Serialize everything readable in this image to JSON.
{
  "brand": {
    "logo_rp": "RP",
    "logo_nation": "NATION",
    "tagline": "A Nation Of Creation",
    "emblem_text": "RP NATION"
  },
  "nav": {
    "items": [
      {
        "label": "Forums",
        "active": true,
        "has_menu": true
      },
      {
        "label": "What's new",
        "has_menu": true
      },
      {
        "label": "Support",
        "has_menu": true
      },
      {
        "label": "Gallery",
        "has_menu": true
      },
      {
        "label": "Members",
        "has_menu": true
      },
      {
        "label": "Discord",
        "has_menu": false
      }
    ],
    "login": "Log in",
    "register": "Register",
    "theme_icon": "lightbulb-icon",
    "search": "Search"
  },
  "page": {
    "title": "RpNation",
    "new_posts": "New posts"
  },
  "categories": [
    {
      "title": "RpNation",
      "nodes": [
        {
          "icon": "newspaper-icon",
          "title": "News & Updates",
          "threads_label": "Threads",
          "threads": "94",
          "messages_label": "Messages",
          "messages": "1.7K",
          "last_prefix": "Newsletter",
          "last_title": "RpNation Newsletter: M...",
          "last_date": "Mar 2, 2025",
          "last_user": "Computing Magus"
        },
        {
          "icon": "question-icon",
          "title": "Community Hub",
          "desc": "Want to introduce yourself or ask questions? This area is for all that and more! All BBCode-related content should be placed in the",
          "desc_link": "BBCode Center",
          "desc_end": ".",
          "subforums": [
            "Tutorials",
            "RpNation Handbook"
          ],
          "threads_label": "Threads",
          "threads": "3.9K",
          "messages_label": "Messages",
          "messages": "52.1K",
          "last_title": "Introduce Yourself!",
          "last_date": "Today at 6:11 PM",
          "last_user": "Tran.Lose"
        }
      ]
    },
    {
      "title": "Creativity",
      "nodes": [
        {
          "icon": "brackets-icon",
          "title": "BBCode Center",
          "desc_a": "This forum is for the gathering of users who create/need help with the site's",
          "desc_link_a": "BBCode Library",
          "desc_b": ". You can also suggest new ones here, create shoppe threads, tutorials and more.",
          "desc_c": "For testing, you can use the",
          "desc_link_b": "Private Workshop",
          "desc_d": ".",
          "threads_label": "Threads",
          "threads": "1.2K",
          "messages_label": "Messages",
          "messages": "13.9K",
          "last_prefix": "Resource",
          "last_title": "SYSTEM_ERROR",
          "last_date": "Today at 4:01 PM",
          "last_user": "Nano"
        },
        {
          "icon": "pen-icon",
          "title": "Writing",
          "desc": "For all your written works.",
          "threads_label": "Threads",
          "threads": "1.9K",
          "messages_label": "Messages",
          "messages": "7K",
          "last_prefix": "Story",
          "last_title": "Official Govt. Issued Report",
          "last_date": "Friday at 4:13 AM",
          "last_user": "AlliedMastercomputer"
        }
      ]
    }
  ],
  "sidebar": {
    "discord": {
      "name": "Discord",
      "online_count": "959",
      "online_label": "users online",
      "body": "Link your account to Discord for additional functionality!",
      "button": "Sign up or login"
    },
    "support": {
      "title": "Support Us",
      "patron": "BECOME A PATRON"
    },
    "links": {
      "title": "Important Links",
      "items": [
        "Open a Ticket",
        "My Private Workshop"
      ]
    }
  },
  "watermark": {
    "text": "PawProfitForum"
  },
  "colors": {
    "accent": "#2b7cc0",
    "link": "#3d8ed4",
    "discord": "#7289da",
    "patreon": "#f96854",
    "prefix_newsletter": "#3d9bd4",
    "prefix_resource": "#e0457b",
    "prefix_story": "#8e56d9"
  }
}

* * * * * * *

Exercise description
Extract the full listing and reproduce each line exactly.

Complete response
Serialize everything readable in this image to JSON.
{
  "brand": {
    "logo_rp": "RP",
    "logo_nation": "NATION",
    "tagline": "A Nation Of Creation",
    "emblem_text": "RP NATION"
  },
  "nav": {
    "items": [
      {
        "label": "Forums",
        "active": true,
        "has_menu": true
      },
      {
        "label": "What's new",
        "has_menu": true
      },
      {
        "label": "Support",
        "has_menu": true
      },
      {
        "label": "Gallery",
        "has_menu": true
      },
      {
        "label": "Members",
        "has_menu": true
      },
      {
        "label": "Discord",
        "has_menu": false
      }
    ],
    "login": "Log in",
    "register": "Register",
    "theme_icon": "lightbulb-icon",
    "search": "Search"
  },
  "page": {
    "title": "RpNation",
    "new_posts": "New posts"
  },
  "categories": [
    {
      "title": "RpNation",
      "nodes": [
        {
          "icon": "newspaper-icon",
          "title": "News & Updates",
          "threads_label": "Threads",
          "threads": "94",
          "messages_label": "Messages",
          "messages": "1.7K",
          "last_prefix": "Newsletter",
          "last_title": "RpNation Newsletter: M...",
          "last_date": "Mar 2, 2025",
          "last_user": "Computing Magus"
        },
        {
          "icon": "question-icon",
          "title": "Community Hub",
          "desc": "Want to introduce yourself or ask questions? This area is for all that and more! All BBCode-related content should be placed in the",
          "desc_link": "BBCode Center",
          "desc_end": ".",
          "subforums": [
            "Tutorials",
            "RpNation Handbook"
          ],
          "threads_label": "Threads",
          "threads": "3.9K",
          "messages_label": "Messages",
          "messages": "52.1K",
          "last_title": "Introduce Yourself!",
          "last_date": "Today at 6:11 PM",
          "last_user": "Tran.Lose"
        }
      ]
    },
    {
      "title": "Creativity",
      "nodes": [
        {
          "icon": "brackets-icon",
          "title": "BBCode Center",
          "desc_a": "This forum is for the gathering of users who create/need help with the site's",
          "desc_link_a": "BBCode Library",
          "desc_b": ". You can also suggest new ones here, create shoppe threads, tutorials and more.",
          "desc_c": "For testing, you can use the",
          "desc_link_b": "Private Workshop",
          "desc_d": ".",
          "threads_label": "Threads",
          "threads": "1.2K",
          "messages_label": "Messages",
          "messages": "13.9K",
          "last_prefix": "Resource",
          "last_title": "SYSTEM_ERROR",
          "last_date": "Today at 4:01 PM",
          "last_user": "Nano"
        },
        {
          "icon": "pen-icon",
          "title": "Writing",
          "desc": "For all your written works.",
          "threads_label": "Threads",
          "threads": "1.9K",
          "messages_label": "Messages",
          "messages": "7K",
          "last_prefix": "Story",
          "last_title": "Official Govt. Issued Report",
          "last_date": "Friday at 4:13 AM",
          "last_user": "AlliedMastercomputer"
        }
      ]
    }
  ],
  "sidebar": {
    "discord": {
      "name": "Discord",
      "online_count": "959",
      "online_label": "users online",
      "body": "Link your account to Discord for additional functionality!",
      "button": "Sign up or login"
    },
    "support": {
      "title": "Support Us",
      "patron": "BECOME A PATRON"
    },
    "links": {
      "title": "Important Links",
      "items": [
        "Open a Ticket",
        "My Private Workshop"
      ]
    }
  },
  "watermark": {
    "text": "PawProfitForum"
  },
  "colors": {
    "accent": "#2b7cc0",
    "link": "#3d8ed4",
    "discord": "#7289da",
    "patreon": "#f96854",
    "prefix_newsletter": "#3d9bd4",
    "prefix_resource": "#e0457b",
    "prefix_story": "#8e56d9"
  }
}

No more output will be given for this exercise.